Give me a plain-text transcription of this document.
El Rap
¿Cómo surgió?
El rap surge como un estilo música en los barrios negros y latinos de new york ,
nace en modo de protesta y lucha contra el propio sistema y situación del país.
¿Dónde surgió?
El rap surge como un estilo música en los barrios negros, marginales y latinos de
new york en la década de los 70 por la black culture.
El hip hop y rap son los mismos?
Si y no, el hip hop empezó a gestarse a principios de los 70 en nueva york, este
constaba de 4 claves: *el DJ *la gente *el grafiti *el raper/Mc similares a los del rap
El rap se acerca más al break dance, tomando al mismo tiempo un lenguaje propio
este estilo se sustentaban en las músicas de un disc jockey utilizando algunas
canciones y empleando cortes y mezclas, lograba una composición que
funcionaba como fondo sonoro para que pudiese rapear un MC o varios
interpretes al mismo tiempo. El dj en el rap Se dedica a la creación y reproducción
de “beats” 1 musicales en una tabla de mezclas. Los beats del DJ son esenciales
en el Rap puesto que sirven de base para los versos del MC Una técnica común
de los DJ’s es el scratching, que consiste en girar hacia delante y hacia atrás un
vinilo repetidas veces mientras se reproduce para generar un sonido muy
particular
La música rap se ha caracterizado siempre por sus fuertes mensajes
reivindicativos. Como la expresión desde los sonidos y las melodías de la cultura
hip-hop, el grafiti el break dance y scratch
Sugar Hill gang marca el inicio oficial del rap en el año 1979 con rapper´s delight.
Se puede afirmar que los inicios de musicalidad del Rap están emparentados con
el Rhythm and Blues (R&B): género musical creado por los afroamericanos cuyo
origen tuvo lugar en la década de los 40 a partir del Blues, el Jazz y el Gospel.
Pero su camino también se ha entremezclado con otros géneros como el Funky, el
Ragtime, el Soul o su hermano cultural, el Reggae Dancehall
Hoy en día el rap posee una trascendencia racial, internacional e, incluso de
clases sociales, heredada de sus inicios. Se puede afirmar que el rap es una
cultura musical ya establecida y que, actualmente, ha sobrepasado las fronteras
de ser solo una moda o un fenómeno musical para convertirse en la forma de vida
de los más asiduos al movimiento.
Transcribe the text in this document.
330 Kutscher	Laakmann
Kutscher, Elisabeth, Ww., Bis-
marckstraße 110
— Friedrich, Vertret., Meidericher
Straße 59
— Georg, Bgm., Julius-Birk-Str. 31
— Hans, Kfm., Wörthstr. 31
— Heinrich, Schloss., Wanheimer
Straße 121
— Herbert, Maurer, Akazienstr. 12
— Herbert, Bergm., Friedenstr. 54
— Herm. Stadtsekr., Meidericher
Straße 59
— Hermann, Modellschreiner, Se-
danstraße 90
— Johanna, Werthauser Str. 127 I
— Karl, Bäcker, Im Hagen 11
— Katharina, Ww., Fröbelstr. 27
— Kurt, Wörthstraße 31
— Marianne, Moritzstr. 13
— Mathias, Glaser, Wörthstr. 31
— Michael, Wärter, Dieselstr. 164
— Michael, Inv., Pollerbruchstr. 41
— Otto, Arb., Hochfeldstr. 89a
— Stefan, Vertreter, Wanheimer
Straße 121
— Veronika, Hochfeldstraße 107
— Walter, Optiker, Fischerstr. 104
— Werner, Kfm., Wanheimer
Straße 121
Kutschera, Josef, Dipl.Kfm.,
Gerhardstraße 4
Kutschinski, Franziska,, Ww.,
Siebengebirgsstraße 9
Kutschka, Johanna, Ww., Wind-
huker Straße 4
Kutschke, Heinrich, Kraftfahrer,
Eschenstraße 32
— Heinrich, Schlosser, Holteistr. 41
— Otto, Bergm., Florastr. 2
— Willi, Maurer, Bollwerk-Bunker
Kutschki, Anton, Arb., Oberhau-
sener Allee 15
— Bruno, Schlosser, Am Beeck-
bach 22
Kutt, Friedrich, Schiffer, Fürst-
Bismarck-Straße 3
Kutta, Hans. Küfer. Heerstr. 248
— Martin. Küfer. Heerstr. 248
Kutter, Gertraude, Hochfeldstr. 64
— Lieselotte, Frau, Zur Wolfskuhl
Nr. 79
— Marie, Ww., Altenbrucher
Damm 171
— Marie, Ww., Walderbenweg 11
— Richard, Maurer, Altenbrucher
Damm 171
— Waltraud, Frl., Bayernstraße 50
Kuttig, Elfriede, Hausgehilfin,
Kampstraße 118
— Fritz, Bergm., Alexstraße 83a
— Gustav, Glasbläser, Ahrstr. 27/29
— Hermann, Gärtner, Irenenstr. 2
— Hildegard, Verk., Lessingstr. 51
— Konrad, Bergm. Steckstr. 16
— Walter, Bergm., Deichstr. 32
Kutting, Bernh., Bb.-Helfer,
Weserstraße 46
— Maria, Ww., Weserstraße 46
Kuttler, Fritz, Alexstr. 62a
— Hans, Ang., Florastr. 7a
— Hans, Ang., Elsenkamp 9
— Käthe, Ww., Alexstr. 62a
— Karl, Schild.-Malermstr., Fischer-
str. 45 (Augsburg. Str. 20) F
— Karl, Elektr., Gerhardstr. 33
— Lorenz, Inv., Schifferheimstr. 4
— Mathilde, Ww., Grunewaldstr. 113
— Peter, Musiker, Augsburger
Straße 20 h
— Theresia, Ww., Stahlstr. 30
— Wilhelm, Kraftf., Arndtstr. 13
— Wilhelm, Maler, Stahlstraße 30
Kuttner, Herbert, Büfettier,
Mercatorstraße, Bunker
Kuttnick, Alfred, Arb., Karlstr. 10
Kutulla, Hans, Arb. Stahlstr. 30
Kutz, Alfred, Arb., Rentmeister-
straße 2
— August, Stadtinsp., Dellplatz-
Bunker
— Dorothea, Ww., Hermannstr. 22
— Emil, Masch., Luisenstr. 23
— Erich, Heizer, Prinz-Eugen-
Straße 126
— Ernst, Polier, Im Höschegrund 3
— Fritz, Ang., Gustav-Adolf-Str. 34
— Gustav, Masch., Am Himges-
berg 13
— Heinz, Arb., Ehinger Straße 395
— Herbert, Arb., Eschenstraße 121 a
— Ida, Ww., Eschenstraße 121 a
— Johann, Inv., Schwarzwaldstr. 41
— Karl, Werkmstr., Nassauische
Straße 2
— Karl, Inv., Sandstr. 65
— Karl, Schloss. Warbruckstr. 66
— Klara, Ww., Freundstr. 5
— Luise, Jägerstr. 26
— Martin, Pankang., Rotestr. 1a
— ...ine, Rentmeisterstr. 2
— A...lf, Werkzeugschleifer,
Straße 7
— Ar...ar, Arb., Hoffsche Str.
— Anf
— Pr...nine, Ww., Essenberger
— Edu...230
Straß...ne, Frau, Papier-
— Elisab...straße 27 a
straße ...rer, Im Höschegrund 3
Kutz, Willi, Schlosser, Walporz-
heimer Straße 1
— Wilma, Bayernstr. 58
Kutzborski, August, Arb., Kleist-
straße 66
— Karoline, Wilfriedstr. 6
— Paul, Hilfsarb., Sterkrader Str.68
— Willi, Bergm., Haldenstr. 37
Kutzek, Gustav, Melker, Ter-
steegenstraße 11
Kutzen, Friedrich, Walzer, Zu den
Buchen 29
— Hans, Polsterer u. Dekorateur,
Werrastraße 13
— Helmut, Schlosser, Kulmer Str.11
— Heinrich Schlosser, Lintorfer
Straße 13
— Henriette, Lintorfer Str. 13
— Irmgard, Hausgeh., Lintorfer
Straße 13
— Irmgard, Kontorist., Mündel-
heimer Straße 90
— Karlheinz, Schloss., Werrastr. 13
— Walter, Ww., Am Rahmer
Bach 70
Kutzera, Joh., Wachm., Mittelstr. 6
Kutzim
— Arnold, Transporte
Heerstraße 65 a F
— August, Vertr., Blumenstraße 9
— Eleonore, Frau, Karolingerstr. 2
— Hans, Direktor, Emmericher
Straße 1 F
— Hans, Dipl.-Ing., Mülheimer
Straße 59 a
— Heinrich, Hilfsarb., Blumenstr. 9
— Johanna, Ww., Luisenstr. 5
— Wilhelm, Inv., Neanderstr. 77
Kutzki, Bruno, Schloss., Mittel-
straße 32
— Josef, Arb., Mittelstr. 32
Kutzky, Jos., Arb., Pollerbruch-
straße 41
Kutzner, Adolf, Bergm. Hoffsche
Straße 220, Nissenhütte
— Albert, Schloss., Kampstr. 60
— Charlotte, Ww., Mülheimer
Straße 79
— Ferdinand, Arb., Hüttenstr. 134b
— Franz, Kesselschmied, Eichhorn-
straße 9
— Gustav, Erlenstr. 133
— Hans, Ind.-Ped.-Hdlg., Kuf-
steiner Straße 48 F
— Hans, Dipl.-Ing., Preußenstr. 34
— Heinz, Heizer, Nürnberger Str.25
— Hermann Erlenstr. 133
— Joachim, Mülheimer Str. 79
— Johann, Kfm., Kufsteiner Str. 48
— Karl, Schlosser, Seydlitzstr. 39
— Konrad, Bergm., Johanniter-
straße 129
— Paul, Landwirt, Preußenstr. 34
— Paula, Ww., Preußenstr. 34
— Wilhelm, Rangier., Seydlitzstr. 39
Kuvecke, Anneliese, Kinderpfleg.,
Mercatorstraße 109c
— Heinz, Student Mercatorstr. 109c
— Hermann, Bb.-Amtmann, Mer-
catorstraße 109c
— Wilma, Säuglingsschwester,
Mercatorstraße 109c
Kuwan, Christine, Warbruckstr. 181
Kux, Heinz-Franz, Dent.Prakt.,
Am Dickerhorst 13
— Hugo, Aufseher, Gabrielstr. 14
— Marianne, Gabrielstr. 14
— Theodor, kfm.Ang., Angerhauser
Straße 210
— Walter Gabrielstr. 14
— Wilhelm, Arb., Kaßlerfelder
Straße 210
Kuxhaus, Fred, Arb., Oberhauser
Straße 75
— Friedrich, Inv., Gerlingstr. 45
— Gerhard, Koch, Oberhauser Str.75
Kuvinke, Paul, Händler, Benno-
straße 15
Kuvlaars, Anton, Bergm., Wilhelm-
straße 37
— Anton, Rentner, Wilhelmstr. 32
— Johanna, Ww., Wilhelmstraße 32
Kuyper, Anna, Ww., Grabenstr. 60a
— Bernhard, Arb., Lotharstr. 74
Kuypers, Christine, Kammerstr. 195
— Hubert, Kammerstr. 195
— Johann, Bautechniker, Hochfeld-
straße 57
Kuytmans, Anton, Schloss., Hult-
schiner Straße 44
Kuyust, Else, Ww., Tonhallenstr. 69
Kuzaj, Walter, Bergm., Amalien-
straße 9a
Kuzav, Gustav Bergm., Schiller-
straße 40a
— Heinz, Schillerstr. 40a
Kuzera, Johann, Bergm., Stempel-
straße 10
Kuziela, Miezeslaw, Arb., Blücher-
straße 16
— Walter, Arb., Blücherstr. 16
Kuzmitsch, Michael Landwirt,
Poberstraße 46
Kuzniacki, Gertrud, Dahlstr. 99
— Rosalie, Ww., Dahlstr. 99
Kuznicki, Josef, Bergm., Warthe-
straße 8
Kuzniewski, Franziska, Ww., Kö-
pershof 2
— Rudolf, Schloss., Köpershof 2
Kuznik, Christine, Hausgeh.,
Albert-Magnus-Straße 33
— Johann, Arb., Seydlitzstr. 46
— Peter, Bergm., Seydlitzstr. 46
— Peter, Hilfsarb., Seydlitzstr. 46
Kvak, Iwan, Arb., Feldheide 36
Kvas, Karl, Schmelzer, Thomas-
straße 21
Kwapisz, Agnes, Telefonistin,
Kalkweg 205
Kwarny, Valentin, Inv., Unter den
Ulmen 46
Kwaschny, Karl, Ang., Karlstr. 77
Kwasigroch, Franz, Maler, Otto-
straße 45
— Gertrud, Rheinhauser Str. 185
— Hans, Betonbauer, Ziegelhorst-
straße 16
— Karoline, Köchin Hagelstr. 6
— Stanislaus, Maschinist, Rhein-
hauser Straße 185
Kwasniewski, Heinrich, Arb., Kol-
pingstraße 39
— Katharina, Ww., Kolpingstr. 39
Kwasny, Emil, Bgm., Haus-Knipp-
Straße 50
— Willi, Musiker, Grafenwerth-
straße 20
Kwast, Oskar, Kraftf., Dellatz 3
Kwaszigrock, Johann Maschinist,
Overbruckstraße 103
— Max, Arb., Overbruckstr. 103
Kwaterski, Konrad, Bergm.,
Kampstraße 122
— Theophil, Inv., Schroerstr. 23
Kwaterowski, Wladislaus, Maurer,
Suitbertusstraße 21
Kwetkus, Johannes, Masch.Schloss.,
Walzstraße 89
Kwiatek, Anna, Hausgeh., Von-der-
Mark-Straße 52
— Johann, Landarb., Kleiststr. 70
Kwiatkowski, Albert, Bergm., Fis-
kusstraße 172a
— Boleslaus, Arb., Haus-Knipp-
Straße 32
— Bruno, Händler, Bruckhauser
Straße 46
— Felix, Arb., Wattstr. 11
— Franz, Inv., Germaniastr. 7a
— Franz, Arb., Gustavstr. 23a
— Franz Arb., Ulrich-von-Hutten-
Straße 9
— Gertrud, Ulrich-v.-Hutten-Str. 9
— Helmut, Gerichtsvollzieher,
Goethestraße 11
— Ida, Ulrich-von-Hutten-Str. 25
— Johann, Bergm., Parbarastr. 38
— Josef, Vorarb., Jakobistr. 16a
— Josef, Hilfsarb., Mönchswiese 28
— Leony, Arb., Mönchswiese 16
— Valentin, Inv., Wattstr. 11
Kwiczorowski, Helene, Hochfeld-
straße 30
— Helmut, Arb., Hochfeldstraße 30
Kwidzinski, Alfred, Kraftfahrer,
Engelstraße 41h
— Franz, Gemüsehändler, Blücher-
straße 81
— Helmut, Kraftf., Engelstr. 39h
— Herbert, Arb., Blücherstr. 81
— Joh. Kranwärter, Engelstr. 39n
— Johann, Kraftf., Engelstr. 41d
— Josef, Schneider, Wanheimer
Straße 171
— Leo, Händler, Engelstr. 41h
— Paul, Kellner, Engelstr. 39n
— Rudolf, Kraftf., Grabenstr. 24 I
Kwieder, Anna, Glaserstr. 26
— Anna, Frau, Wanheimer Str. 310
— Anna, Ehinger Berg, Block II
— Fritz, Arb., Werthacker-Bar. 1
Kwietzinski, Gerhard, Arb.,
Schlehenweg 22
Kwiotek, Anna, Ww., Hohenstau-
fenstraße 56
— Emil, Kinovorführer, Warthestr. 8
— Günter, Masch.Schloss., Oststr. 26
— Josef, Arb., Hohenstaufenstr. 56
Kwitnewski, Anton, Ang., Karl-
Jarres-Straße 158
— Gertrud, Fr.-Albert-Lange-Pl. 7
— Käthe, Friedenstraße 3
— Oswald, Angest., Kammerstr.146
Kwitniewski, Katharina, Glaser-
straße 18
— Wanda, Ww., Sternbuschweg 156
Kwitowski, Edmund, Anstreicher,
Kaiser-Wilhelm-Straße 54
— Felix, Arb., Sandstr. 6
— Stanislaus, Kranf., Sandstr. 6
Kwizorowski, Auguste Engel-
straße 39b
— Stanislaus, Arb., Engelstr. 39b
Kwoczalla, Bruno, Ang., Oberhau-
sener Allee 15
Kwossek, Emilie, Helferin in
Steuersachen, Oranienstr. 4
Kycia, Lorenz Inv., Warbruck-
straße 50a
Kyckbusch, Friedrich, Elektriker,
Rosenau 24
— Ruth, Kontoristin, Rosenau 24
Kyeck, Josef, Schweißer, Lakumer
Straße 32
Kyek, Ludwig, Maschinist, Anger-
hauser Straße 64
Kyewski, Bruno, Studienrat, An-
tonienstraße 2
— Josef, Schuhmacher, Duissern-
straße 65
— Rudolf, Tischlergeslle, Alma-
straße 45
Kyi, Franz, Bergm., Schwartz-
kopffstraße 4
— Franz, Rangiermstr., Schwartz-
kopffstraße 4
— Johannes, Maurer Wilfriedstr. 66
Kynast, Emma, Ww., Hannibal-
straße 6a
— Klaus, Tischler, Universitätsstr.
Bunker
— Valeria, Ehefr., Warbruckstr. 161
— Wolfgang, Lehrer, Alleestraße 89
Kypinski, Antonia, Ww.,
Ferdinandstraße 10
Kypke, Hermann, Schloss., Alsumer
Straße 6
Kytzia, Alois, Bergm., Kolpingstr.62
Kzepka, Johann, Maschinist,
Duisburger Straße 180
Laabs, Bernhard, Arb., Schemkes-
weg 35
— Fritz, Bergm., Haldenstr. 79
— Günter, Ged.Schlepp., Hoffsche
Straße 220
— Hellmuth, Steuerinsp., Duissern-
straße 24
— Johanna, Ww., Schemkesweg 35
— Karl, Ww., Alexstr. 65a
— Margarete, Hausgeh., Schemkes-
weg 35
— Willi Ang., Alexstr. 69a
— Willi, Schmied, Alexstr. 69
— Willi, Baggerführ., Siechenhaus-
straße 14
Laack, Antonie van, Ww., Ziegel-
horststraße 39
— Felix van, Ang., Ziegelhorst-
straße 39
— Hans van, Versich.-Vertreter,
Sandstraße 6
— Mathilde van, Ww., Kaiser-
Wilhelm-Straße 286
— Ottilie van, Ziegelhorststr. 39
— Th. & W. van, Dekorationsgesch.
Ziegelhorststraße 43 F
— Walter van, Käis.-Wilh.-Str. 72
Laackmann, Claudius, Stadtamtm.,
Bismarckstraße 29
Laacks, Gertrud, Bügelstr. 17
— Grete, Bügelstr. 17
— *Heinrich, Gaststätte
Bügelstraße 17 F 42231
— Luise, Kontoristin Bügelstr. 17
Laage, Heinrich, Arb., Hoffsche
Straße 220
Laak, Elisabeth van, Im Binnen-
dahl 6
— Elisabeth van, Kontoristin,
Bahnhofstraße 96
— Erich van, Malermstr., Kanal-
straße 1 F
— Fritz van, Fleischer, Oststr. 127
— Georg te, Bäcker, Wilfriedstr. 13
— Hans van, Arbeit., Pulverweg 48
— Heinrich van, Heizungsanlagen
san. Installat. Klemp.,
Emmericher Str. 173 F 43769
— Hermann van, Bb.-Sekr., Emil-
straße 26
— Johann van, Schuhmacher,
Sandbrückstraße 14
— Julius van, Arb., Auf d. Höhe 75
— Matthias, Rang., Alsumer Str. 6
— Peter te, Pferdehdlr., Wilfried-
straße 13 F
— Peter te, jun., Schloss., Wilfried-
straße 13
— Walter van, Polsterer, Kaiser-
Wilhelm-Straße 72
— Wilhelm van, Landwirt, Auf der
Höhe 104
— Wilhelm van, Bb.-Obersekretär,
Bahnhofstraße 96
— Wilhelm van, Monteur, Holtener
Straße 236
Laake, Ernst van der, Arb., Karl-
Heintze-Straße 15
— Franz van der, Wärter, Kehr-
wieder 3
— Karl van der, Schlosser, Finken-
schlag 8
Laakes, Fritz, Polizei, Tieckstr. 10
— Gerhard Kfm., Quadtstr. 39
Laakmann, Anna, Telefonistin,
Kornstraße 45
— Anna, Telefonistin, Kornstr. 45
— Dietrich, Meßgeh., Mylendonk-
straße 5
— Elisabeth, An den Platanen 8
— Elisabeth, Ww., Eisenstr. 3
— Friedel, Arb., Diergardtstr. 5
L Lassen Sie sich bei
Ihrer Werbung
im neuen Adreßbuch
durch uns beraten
*****
Identify every line above that includes the word "propio", and show those lines.

*Solution to this exercise*
nace en modo de protesta y lucha contra el propio sistema y situación del país.
El rap se acerca más al break dance, tomando al mismo tiempo un lenguaje propio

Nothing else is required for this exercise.